§ **Directions for this task**
Write out every entry word for word.

§ **Information provided**

****************************************

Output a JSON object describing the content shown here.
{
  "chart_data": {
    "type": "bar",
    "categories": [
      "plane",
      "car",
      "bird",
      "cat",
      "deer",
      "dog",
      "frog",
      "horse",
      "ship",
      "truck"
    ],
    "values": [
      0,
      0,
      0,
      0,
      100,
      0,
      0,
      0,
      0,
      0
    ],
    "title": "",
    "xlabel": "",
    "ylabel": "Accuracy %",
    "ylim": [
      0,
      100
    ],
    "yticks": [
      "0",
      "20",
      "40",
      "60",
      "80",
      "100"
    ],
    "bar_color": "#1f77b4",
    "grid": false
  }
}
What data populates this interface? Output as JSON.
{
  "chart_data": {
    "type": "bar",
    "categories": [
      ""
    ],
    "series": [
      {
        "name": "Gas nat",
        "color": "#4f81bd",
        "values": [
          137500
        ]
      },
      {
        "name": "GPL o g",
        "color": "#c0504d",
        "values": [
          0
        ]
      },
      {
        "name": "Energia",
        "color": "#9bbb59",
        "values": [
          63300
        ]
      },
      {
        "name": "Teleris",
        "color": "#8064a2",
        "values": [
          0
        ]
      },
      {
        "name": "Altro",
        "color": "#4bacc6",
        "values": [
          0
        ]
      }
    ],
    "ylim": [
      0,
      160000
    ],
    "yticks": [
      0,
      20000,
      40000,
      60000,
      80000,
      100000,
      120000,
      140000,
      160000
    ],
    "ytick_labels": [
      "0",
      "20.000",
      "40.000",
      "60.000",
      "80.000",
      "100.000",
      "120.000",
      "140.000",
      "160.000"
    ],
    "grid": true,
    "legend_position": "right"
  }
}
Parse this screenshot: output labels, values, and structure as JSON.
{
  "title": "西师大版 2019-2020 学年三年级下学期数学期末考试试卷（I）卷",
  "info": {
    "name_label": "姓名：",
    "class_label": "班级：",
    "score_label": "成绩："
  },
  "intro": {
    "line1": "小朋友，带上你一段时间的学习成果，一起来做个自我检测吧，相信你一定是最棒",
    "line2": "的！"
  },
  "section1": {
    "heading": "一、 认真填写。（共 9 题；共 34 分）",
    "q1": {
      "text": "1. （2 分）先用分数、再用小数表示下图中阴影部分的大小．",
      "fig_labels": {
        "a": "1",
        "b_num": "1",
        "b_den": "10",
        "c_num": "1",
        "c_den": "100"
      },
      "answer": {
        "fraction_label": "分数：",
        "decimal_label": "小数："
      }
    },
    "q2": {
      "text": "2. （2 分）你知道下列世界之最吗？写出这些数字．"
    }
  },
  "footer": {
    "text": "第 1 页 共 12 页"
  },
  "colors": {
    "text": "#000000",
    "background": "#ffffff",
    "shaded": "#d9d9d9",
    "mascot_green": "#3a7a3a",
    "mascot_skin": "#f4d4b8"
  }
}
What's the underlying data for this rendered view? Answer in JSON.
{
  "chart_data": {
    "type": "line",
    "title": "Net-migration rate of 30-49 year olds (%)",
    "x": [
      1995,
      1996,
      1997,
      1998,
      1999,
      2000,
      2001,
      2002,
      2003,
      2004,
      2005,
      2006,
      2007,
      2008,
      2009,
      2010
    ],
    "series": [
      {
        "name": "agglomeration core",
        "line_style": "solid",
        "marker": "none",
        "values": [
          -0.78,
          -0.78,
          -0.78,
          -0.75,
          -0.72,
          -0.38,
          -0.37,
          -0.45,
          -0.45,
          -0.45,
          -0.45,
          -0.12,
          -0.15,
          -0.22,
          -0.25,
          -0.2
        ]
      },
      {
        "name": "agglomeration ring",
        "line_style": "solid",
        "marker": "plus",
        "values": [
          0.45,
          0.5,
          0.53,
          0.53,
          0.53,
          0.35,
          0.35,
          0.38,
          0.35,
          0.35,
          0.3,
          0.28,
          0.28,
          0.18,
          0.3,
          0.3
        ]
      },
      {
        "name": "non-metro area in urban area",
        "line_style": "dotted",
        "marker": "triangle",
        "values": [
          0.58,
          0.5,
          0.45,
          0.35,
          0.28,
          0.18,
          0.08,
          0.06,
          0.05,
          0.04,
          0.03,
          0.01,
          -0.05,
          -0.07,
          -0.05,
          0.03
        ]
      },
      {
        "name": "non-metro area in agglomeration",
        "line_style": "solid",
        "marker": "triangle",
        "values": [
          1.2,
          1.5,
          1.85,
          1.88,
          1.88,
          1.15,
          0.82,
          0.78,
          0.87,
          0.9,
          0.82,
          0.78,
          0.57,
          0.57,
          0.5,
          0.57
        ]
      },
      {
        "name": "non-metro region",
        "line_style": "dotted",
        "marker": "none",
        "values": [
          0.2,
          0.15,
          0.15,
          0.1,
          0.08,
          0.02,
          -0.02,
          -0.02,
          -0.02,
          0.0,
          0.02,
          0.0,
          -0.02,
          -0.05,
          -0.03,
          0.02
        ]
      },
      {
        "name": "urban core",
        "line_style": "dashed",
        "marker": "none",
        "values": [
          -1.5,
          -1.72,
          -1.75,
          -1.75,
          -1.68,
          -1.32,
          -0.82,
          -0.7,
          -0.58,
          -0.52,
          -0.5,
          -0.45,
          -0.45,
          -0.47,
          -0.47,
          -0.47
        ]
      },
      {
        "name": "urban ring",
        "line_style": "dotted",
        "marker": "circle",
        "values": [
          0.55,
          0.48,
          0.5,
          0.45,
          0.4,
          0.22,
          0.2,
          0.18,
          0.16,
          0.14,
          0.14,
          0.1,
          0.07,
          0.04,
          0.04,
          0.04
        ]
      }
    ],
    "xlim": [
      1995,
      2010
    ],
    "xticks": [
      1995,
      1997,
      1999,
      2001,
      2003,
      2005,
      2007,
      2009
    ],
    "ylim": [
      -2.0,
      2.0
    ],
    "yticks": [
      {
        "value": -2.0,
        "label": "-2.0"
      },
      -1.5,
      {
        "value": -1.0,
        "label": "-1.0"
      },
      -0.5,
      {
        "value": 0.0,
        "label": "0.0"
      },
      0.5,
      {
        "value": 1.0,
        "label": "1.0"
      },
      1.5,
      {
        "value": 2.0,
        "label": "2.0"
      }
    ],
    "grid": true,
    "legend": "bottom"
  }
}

****************************************

§ **Exercise response**
Output a JSON object describing the content shown here.
{
  "chart_data": {
    "type": "bar",
    "categories": [
      "plane",
      "car",
      "bird",
      "cat",
      "deer",
      "dog",
      "frog",
      "horse",
      "ship",
      "truck"
    ],
    "values": [
      0,
      0,
      0,
      0,
      100,
      0,
      0,
      0,
      0,
      0
    ],
    "title": "",
    "xlabel": "",
    "ylabel": "Accuracy %",
    "ylim": [
      0,
      100
    ],
    "yticks": [
      "0",
      "20",
      "40",
      "60",
      "80",
      "100"
    ],
    "bar_color": "#1f77b4",
    "grid": false
  }
}
What data populates this interface? Output as JSON.
{
  "chart_data": {
    "type": "bar",
    "categories": [
      ""
    ],
    "series": [
      {
        "name": "Gas nat",
        "color": "#4f81bd",
        "values": [
          137500
        ]
      },
      {
        "name": "GPL o g",
        "color": "#c0504d",
        "values": [
          0
        ]
      },
      {
        "name": "Energia",
        "color": "#9bbb59",
        "values": [
          63300
        ]
      },
      {
        "name": "Teleris",
        "color": "#8064a2",
        "values": [
          0
        ]
      },
      {
        "name": "Altro",
        "color": "#4bacc6",
        "values": [
          0
        ]
      }
    ],
    "ylim": [
      0,
      160000
    ],
    "yticks": [
      0,
      20000,
      40000,
      60000,
      80000,
      100000,
      120000,
      140000,
      160000
    ],
    "ytick_labels": [
      "0",
      "20.000",
      "40.000",
      "60.000",
      "80.000",
      "100.000",
      "120.000",
      "140.000",
      "160.000"
    ],
    "grid": true,
    "legend_position": "right"
  }
}
Parse this screenshot: output labels, values, and structure as JSON.
{
  "title": "西师大版 2019-2020 学年三年级下学期数学期末考试试卷（I）卷",
  "info": {
    "name_label": "姓名：",
    "class_label": "班级：",
    "score_label": "成绩："
  },
  "intro": {
    "line1": "小朋友，带上你一段时间的学习成果，一起来做个自我检测吧，相信你一定是最棒",
    "line2": "的！"
  },
  "section1": {
    "heading": "一、 认真填写。（共 9 题；共 34 分）",
    "q1": {
      "text": "1. （2 分）先用分数、再用小数表示下图中阴影部分的大小．",
      "fig_labels": {
        "a": "1",
        "b_num": "1",
        "b_den": "10",
        "c_num": "1",
        "c_den": "100"
      },
      "answer": {
        "fraction_label": "分数：",
        "decimal_label": "小数："
      }
    },
    "q2": {
      "text": "2. （2 分）你知道下列世界之最吗？写出这些数字．"
    }
  },
  "footer": {
    "text": "第 1 页 共 12 页"
  },
  "colors": {
    "text": "#000000",
    "background": "#ffffff",
    "shaded": "#d9d9d9",
    "mascot_green": "#3a7a3a",
    "mascot_skin": "#f4d4b8"
  }
}
What's the underlying data for this rendered view? Answer in JSON.
{
  "chart_data": {
    "type": "line",
    "title": "Net-migration rate of 30-49 year olds (%)",
    "x": [
      1995,
      1996,
      1997,
      1998,
      1999,
      2000,
      2001,
      2002,
      2003,
      2004,
      2005,
      2006,
      2007,
      2008,
      2009,
      2010
    ],
    "series": [
      {
        "name": "agglomeration core",
        "line_style": "solid",
        "marker": "none",
        "values": [
          -0.78,
          -0.78,
          -0.78,
          -0.75,
          -0.72,
          -0.38,
          -0.37,
          -0.45,
          -0.45,
          -0.45,
          -0.45,
          -0.12,
          -0.15,
          -0.22,
          -0.25,
          -0.2
        ]
      },
      {
        "name": "agglomeration ring",
        "line_style": "solid",
        "marker": "plus",
        "values": [
          0.45,
          0.5,
          0.53,
          0.53,
          0.53,
          0.35,
          0.35,
          0.38,
          0.35,
          0.35,
          0.3,
          0.28,
          0.28,
          0.18,
          0.3,
          0.3
        ]
      },
      {
        "name": "non-metro area in urban area",
        "line_style": "dotted",
        "marker": "triangle",
        "values": [
          0.58,
          0.5,
          0.45,
          0.35,
          0.28,
          0.18,
          0.08,
          0.06,
          0.05,
          0.04,
          0.03,
          0.01,
          -0.05,
          -0.07,
          -0.05,
          0.03
        ]
      },
      {
        "name": "non-metro area in agglomeration",
        "line_style": "solid",
        "marker": "triangle",
        "values": [
          1.2,
          1.5,
          1.85,
          1.88,
          1.88,
          1.15,
          0.82,
          0.78,
          0.87,
          0.9,
          0.82,
          0.78,
          0.57,
          0.57,
          0.5,
          0.57
        ]
      },
      {
        "name": "non-metro region",
        "line_style": "dotted",
        "marker": "none",
        "values": [
          0.2,
          0.15,
          0.15,
          0.1,
          0.08,
          0.02,
          -0.02,
          -0.02,
          -0.02,
          0.0,
          0.02,
          0.0,
          -0.02,
          -0.05,
          -0.03,
          0.02
        ]
      },
      {
        "name": "urban core",
        "line_style": "dashed",
        "marker": "none",
        "values": [
          -1.5,
          -1.72,
          -1.75,
          -1.75,
          -1.68,
          -1.32,
          -0.82,
          -0.7,
          -0.58,
          -0.52,
          -0.5,
          -0.45,
          -0.45,
          -0.47,
          -0.47,
          -0.47
        ]
      },
      {
        "name": "urban ring",
        "line_style": "dotted",
        "marker": "circle",
        "values": [
          0.55,
          0.48,
          0.5,
          0.45,
          0.4,
          0.22,
          0.2,
          0.18,
          0.16,
          0.14,
          0.14,
          0.1,
          0.07,
          0.04,
          0.04,
          0.04
        ]
      }
    ],
    "xlim": [
      1995,
      2010
    ],
    "xticks": [
      1995,
      1997,
      1999,
      2001,
      2003,
      2005,
      2007,
      2009
    ],
    "ylim": [
      -2.0,
      2.0
    ],
    "yticks": [
      {
        "value": -2.0,
        "label": "-2.0"
      },
      -1.5,
      {
        "value": -1.0,
        "label": "-1.0"
      },
      -0.5,
      {
        "value": 0.0,
        "label": "0.0"
      },
      0.5,
      {
        "value": 1.0,
        "label": "1.0"
      },
      1.5,
      {
        "value": 2.0,
        "label": "2.0"
      }
    ],
    "grid": true,
    "legend": "bottom"
  }
}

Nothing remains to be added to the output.